WORK INSTRUCTIONS -
Write out all lines holding the word "लखनऊ".

----

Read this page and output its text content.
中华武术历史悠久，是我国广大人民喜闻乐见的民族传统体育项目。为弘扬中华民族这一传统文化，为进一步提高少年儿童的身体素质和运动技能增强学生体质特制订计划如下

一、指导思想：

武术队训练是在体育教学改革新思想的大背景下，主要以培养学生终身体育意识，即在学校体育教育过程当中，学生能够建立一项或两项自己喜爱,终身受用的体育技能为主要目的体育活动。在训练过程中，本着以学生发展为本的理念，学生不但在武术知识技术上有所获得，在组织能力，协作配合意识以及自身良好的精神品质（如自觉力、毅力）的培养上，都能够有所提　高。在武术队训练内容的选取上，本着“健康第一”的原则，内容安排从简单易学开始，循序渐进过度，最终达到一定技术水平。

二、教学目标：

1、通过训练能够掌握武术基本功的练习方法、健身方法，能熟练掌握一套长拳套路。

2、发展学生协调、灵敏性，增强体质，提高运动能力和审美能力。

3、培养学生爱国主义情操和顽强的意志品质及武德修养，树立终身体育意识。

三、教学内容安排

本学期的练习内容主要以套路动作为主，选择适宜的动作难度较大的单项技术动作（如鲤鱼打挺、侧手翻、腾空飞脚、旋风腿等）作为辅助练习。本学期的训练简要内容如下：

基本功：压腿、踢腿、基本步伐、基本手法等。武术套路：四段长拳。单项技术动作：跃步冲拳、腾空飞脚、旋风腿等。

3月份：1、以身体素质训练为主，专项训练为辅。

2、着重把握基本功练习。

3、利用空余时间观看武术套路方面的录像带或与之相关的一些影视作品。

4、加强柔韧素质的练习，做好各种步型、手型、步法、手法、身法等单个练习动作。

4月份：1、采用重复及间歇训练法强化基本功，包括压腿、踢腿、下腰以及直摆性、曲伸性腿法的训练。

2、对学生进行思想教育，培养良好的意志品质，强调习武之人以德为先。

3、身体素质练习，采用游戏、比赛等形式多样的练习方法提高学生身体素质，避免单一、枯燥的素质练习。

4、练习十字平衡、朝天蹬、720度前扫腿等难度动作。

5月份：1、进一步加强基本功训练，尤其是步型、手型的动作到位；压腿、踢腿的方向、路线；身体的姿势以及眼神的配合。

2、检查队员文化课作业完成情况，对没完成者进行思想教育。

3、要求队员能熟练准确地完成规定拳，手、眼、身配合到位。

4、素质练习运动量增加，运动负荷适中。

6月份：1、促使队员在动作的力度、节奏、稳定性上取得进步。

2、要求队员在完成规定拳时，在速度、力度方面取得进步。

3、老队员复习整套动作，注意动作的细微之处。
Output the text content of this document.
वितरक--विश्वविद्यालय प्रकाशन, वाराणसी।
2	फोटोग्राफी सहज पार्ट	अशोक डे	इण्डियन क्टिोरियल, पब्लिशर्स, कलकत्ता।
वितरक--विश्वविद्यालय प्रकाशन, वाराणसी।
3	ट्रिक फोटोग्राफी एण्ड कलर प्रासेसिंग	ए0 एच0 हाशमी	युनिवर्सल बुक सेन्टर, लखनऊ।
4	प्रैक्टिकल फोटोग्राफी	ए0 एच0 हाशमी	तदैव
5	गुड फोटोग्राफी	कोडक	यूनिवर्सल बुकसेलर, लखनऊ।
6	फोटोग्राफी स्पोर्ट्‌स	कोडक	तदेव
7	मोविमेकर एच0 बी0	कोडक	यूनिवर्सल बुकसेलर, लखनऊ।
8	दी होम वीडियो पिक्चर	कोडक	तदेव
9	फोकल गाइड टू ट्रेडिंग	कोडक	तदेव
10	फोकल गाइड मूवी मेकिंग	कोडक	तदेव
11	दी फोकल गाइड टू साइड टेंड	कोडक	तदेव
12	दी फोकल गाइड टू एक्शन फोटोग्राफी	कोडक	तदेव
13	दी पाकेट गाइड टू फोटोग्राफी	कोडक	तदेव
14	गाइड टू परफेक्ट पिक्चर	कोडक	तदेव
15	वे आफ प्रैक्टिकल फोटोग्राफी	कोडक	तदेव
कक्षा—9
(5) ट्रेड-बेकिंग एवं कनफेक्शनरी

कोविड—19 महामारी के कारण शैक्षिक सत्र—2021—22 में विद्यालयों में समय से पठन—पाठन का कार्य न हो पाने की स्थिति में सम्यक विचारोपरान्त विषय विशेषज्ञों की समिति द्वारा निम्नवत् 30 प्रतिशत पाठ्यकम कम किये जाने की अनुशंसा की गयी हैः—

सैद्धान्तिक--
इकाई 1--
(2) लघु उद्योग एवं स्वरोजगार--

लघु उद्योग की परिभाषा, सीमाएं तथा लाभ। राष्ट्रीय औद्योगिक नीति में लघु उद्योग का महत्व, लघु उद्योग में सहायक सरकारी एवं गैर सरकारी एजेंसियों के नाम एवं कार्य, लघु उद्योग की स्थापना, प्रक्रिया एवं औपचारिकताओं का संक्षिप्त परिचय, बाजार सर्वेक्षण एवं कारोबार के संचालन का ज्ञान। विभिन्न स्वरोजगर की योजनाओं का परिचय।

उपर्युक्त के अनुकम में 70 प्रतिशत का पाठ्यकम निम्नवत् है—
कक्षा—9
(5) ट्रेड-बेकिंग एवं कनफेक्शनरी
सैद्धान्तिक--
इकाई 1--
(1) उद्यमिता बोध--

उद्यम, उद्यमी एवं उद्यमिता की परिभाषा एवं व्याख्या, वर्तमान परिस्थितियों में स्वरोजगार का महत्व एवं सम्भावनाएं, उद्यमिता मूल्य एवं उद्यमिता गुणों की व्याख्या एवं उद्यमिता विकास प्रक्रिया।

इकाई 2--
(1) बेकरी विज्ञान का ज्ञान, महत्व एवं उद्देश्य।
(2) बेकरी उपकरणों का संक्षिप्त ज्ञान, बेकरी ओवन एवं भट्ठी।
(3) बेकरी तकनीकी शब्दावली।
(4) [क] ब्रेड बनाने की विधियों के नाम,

----

ANSWER TO THIS EXERCISE -
3	ट्रिक फोटोग्राफी एण्ड कलर प्रासेसिंग	ए0 एच0 हाशमी	युनिवर्सल बुक सेन्टर, लखनऊ।
5	गुड फोटोग्राफी	कोडक	यूनिवर्सल बुकसेलर, लखनऊ।
7	मोविमेकर एच0 बी0	कोडक	यूनिवर्सल बुकसेलर, लखनऊ।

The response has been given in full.